PROBLEM TO WORK ON →
Return the lines from the start of the records through the line containing "Identify all the", both included, as they appear, leaving out the pictures.

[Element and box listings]
<<<<
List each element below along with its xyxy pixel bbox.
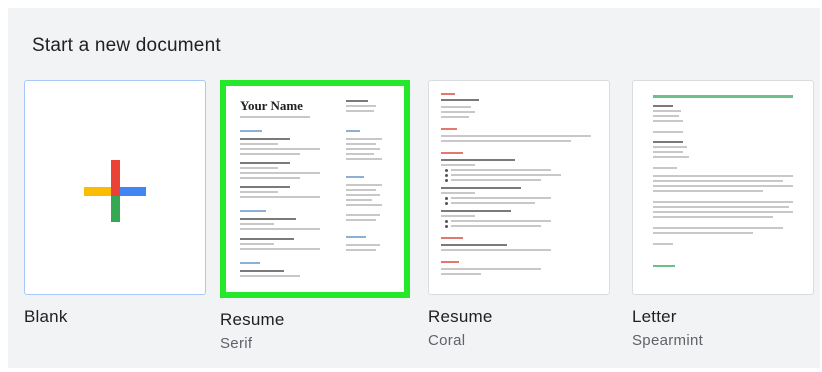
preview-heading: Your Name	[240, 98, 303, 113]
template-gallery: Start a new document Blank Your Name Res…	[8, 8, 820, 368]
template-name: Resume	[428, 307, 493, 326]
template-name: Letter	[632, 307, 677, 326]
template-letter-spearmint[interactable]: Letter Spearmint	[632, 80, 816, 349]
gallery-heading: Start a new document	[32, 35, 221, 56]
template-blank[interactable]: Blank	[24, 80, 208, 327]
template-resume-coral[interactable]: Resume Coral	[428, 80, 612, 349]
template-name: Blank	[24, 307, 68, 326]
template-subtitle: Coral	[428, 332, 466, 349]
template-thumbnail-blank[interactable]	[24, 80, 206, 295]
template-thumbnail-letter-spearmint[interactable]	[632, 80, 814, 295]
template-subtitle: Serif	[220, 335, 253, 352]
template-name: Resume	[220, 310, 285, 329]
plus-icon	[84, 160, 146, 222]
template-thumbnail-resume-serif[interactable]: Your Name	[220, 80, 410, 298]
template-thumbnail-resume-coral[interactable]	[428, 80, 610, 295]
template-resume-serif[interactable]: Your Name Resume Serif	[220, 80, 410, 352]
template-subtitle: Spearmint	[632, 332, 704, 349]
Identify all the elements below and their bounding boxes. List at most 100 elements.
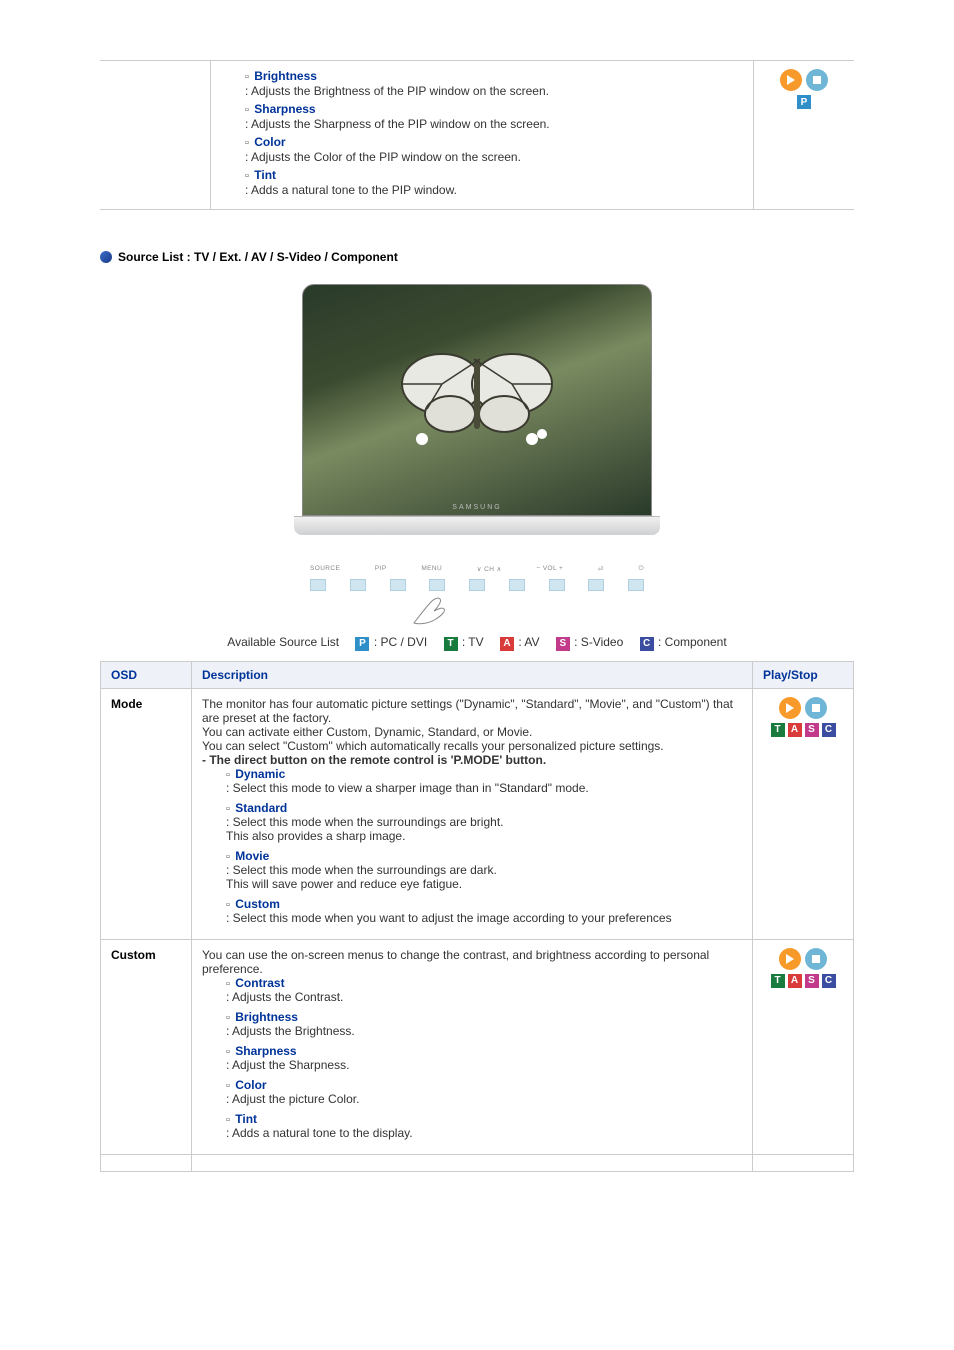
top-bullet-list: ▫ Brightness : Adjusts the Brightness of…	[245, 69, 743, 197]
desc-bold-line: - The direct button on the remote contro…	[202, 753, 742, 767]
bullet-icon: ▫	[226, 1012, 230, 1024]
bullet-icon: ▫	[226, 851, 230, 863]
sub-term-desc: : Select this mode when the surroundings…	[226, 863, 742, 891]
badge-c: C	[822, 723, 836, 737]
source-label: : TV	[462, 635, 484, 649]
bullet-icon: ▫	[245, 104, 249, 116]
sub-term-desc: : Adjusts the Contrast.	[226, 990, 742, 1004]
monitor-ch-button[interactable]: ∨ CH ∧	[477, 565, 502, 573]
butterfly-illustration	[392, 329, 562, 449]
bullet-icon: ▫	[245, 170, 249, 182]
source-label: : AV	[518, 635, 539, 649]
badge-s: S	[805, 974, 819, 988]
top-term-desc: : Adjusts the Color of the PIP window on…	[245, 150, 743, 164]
>>>>
SOLUTION TO THIS EXERCISE →
List each element below along with its xyxy pixel bbox.
preview-heading: Your Name	[240, 98, 303, 113]
template-gallery: Start a new document Blank Your Name Res…	[8, 8, 820, 368]
template-name: Resume	[428, 307, 493, 326]
template-name: Letter	[632, 307, 677, 326]
template-letter-spearmint[interactable]: Letter Spearmint	[632, 80, 816, 349]
gallery-heading: Start a new document	[32, 35, 221, 56]
template-blank[interactable]: Blank	[24, 80, 208, 327]
template-resume-coral[interactable]: Resume Coral	[428, 80, 612, 349]
template-name: Blank	[24, 307, 68, 326]
template-subtitle: Coral	[428, 332, 466, 349]
template-thumbnail-blank[interactable]	[24, 80, 206, 295]
template-thumbnail-letter-spearmint[interactable]	[632, 80, 814, 295]
template-subtitle: Serif	[220, 335, 253, 352]
template-name: Resume	[220, 310, 285, 329]
plus-icon	[84, 160, 146, 222]
template-thumbnail-resume-serif[interactable]: Your Name	[220, 80, 410, 298]
template-thumbnail-resume-coral[interactable]	[428, 80, 610, 295]
template-resume-serif[interactable]: Your Name Resume Serif	[220, 80, 410, 352]
template-subtitle: Spearmint	[632, 332, 704, 349]
Identify all the elements below and their bounding boxes. List at most 100 elements.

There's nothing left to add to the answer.